--- START Input rows ---
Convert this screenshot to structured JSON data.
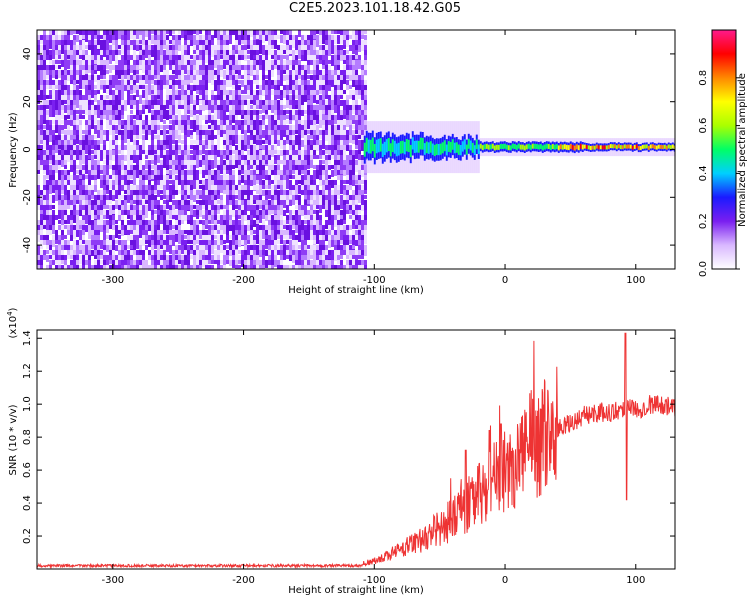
{
  "title": "C2E5.2023.101.18.42.G05",
  "colors": {
    "snr_line": "#ee3333",
    "noise": "#7a1ff0",
    "colormap": [
      "#ffffff",
      "#d9b8ff",
      "#7a1ff0",
      "#1a1aff",
      "#00cfff",
      "#00ff66",
      "#aaff00",
      "#ffff00",
      "#ff8800",
      "#ff0000",
      "#ff1a8c"
    ]
  },
  "chart_data": [
    {
      "type": "heatmap",
      "xlabel": "Height of straight line (km)",
      "ylabel": "Frequency (Hz)",
      "xlim": [
        -358,
        130
      ],
      "ylim": [
        -50,
        50
      ],
      "xticks": [
        -300,
        -200,
        -100,
        0,
        100
      ],
      "xtick_labels": [
        "-300",
        "-200",
        "-100",
        "0",
        "100"
      ],
      "yticks": [
        -40,
        -20,
        0,
        20,
        40
      ],
      "ytick_labels": [
        "-40",
        "-20",
        "0",
        "20",
        "40"
      ],
      "noise_region_x": [
        -358,
        -107
      ],
      "signal_band_x": [
        -108,
        130
      ],
      "signal_band_freq_hz": 1,
      "colorbar": {
        "label": "Normalized spectral amplitude",
        "range": [
          0,
          1
        ],
        "ticks": [
          0.0,
          0.2,
          0.4,
          0.6,
          0.8
        ],
        "tick_labels": [
          "0.0",
          "0.2",
          "0.4",
          "0.6",
          "0.8"
        ]
      }
    },
    {
      "type": "line",
      "xlabel": "Height of straight line (km)",
      "ylabel": "SNR (10 * v/v)",
      "yscale_label": "(x10",
      "yscale_exp": "4",
      "yscale_close": ")",
      "xlim": [
        -358,
        130
      ],
      "ylim": [
        0,
        1.45
      ],
      "xticks": [
        -300,
        -200,
        -100,
        0,
        100
      ],
      "xtick_labels": [
        "-300",
        "-200",
        "-100",
        "0",
        "100"
      ],
      "yticks": [
        0.2,
        0.4,
        0.6,
        0.8,
        1.0,
        1.2,
        1.4
      ],
      "ytick_labels": [
        "0.2",
        "0.4",
        "0.6",
        "0.8",
        "1.0",
        "1.2",
        "1.4"
      ],
      "series": [
        {
          "x": [
            -358,
            -300,
            -200,
            -110,
            -100,
            -90,
            -80,
            -70,
            -60,
            -50,
            -40,
            -30,
            -20,
            -10,
            0,
            10,
            20,
            30,
            40,
            50,
            60,
            70,
            80,
            90,
            95,
            100,
            110,
            120,
            130
          ],
          "y": [
            0.02,
            0.02,
            0.02,
            0.02,
            0.05,
            0.08,
            0.12,
            0.15,
            0.2,
            0.25,
            0.3,
            0.38,
            0.45,
            0.52,
            0.6,
            0.68,
            0.75,
            0.8,
            0.85,
            0.88,
            0.93,
            0.95,
            0.95,
            0.97,
            1.0,
            0.96,
            1.0,
            1.0,
            0.97
          ],
          "spikes": [
            {
              "x": 92,
              "y": 1.43
            },
            {
              "x": 93,
              "y": 0.42
            },
            {
              "x": -12,
              "y": 0.84
            },
            {
              "x": -3,
              "y": 0.88
            },
            {
              "x": -30,
              "y": 0.72
            }
          ]
        }
      ]
    }
  ]
}
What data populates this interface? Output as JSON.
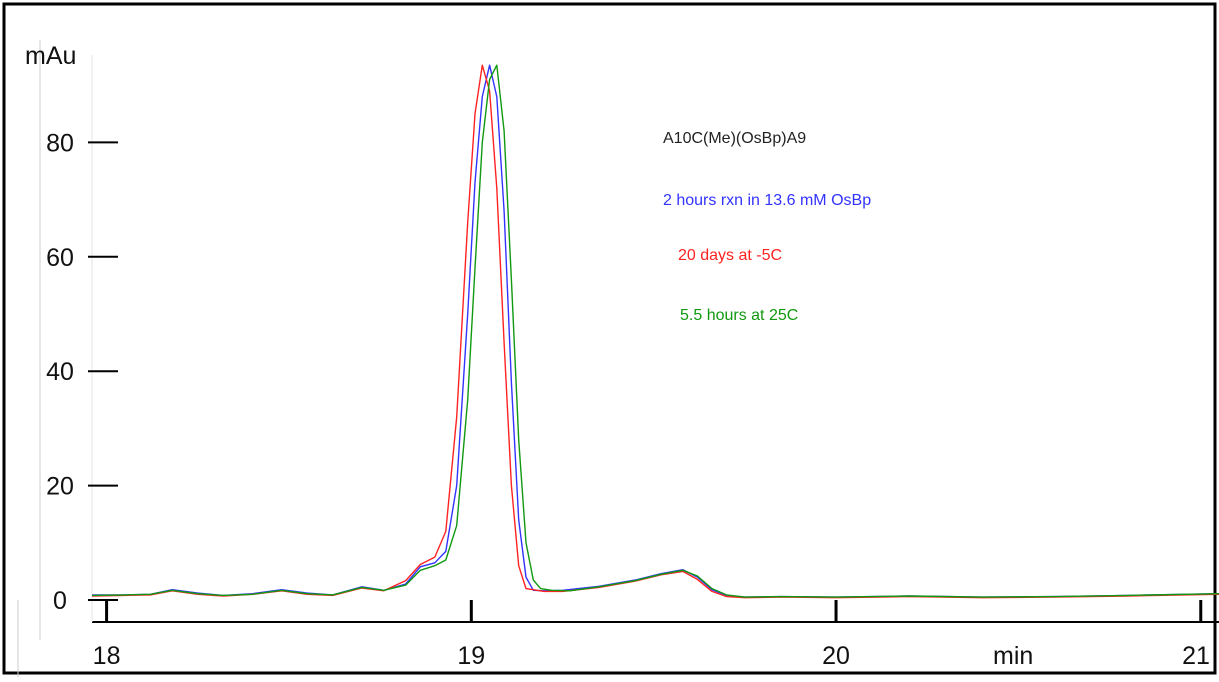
{
  "chart_data": {
    "type": "line",
    "y_unit_label": "mAu",
    "x_unit_label": "min",
    "xlim": [
      17.96,
      21.05
    ],
    "ylim": [
      -4,
      96
    ],
    "x_ticks": [
      18,
      19,
      20,
      21
    ],
    "x_tick_labels": [
      "18",
      "19",
      "20",
      "21"
    ],
    "y_ticks": [
      0,
      20,
      40,
      60,
      80
    ],
    "y_tick_labels": [
      "0",
      "20",
      "40",
      "60",
      "80"
    ],
    "annotations": [
      {
        "text": "A10C(Me)(OsBp)A9",
        "color": "#222222"
      },
      {
        "text": "2 hours rxn in 13.6 mM OsBp",
        "color": "#3333ff"
      },
      {
        "text": "20 days at -5C",
        "color": "#ff2222"
      },
      {
        "text": "5.5 hours at 25C",
        "color": "#119911"
      }
    ],
    "series": [
      {
        "color": "#3333ff",
        "x": [
          17.96,
          18.05,
          18.12,
          18.18,
          18.25,
          18.32,
          18.4,
          18.48,
          18.55,
          18.62,
          18.7,
          18.76,
          18.82,
          18.86,
          18.9,
          18.93,
          18.96,
          18.99,
          19.01,
          19.03,
          19.05,
          19.07,
          19.09,
          19.11,
          19.13,
          19.15,
          19.17,
          19.2,
          19.25,
          19.35,
          19.45,
          19.52,
          19.58,
          19.62,
          19.66,
          19.7,
          19.75,
          19.85,
          20.0,
          20.2,
          20.4,
          20.6,
          20.8,
          21.05
        ],
        "y": [
          0.9,
          0.9,
          1.0,
          1.8,
          1.2,
          0.8,
          1.1,
          1.8,
          1.2,
          0.9,
          2.3,
          1.7,
          2.8,
          5.8,
          6.5,
          8.5,
          20.0,
          50.0,
          73.0,
          88.0,
          93.5,
          88.0,
          68.0,
          38.0,
          14.0,
          4.0,
          1.7,
          1.6,
          1.7,
          2.4,
          3.5,
          4.6,
          5.3,
          4.0,
          1.8,
          0.8,
          0.5,
          0.6,
          0.5,
          0.7,
          0.5,
          0.6,
          0.8,
          1.1
        ]
      },
      {
        "color": "#ff2222",
        "x": [
          17.96,
          18.05,
          18.12,
          18.18,
          18.25,
          18.32,
          18.4,
          18.48,
          18.55,
          18.62,
          18.7,
          18.76,
          18.82,
          18.86,
          18.9,
          18.93,
          18.96,
          18.99,
          19.01,
          19.03,
          19.05,
          19.07,
          19.09,
          19.11,
          19.13,
          19.15,
          19.2,
          19.25,
          19.35,
          19.45,
          19.52,
          19.58,
          19.62,
          19.66,
          19.7,
          19.75,
          19.85,
          20.0,
          20.2,
          20.4,
          20.6,
          20.8,
          21.05
        ],
        "y": [
          0.7,
          0.8,
          0.9,
          1.6,
          1.0,
          0.7,
          1.0,
          1.6,
          1.0,
          0.8,
          2.1,
          1.6,
          3.4,
          6.2,
          7.5,
          12.0,
          32.0,
          66.0,
          85.0,
          93.5,
          89.0,
          72.0,
          45.0,
          20.0,
          6.0,
          2.0,
          1.5,
          1.5,
          2.2,
          3.3,
          4.4,
          5.0,
          3.6,
          1.5,
          0.6,
          0.4,
          0.5,
          0.4,
          0.6,
          0.4,
          0.5,
          0.7,
          1.0
        ]
      },
      {
        "color": "#119911",
        "x": [
          17.96,
          18.05,
          18.12,
          18.18,
          18.25,
          18.32,
          18.4,
          18.48,
          18.55,
          18.62,
          18.7,
          18.76,
          18.82,
          18.86,
          18.9,
          18.93,
          18.96,
          18.99,
          19.01,
          19.03,
          19.05,
          19.07,
          19.09,
          19.11,
          19.13,
          19.15,
          19.17,
          19.19,
          19.22,
          19.27,
          19.35,
          19.45,
          19.52,
          19.58,
          19.62,
          19.66,
          19.7,
          19.75,
          19.85,
          20.0,
          20.2,
          20.4,
          20.6,
          20.8,
          21.05
        ],
        "y": [
          0.8,
          0.9,
          1.0,
          1.7,
          1.1,
          0.8,
          1.0,
          1.7,
          1.1,
          0.9,
          2.2,
          1.7,
          2.6,
          5.2,
          6.0,
          7.0,
          13.0,
          35.0,
          58.0,
          80.0,
          91.0,
          93.5,
          82.0,
          56.0,
          28.0,
          10.0,
          3.5,
          2.0,
          1.7,
          1.6,
          2.3,
          3.4,
          4.5,
          5.2,
          4.2,
          2.0,
          0.9,
          0.5,
          0.6,
          0.5,
          0.7,
          0.5,
          0.6,
          0.8,
          1.1
        ]
      }
    ]
  }
}
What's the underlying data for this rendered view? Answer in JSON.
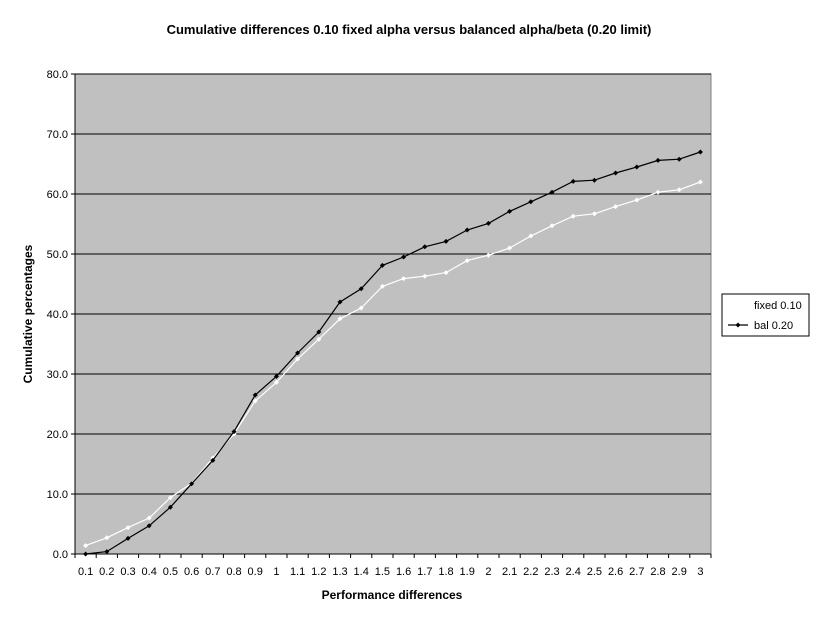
{
  "chart_data": {
    "type": "line",
    "title": "Cumulative differences 0.10 fixed alpha versus balanced alpha/beta (0.20 limit)",
    "xlabel": "Performance differences",
    "ylabel": "Cumulative percentages",
    "ylim": [
      0,
      80
    ],
    "ytick_labels": [
      "0.0",
      "10.0",
      "20.0",
      "30.0",
      "40.0",
      "50.0",
      "60.0",
      "70.0",
      "80.0"
    ],
    "categories": [
      "0.1",
      "0.2",
      "0.3",
      "0.4",
      "0.5",
      "0.6",
      "0.7",
      "0.8",
      "0.9",
      "1",
      "1.1",
      "1.2",
      "1.3",
      "1.4",
      "1.5",
      "1.6",
      "1.7",
      "1.8",
      "1.9",
      "2",
      "2.1",
      "2.2",
      "2.3",
      "2.4",
      "2.5",
      "2.6",
      "2.7",
      "2.8",
      "2.9",
      "3"
    ],
    "grid": true,
    "legend_position": "right",
    "plot_background": "#c0c0c0",
    "series": [
      {
        "name": "fixed 0.10",
        "color": "#ffffff",
        "values": [
          1.4,
          2.7,
          4.4,
          6.0,
          9.4,
          11.8,
          16.0,
          20.0,
          25.5,
          28.6,
          32.5,
          35.8,
          39.2,
          41.0,
          44.6,
          45.9,
          46.3,
          46.9,
          48.9,
          49.8,
          51.0,
          53.0,
          54.7,
          56.3,
          56.7,
          57.9,
          59.0,
          60.3,
          60.7,
          62.0
        ]
      },
      {
        "name": "bal 0.20",
        "color": "#000000",
        "values": [
          0.0,
          0.4,
          2.6,
          4.7,
          7.8,
          11.7,
          15.6,
          20.4,
          26.5,
          29.6,
          33.5,
          37.0,
          42.0,
          44.2,
          48.1,
          49.5,
          51.2,
          52.1,
          54.0,
          55.1,
          57.1,
          58.7,
          60.3,
          62.1,
          62.3,
          63.5,
          64.5,
          65.6,
          65.8,
          67.0
        ]
      }
    ]
  }
}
--- END Input rows ---
• [Goal of the exercise] From the data above, gather every line that includes the word "text".

• [Result of the exercise]
        "text": "A10C(Me)(OsBp)A9",
        "text": "2 hours rxn in 13.6 mM OsBp",
        "text": "20 days at -5C",
        "text": "5.5 hours at 25C",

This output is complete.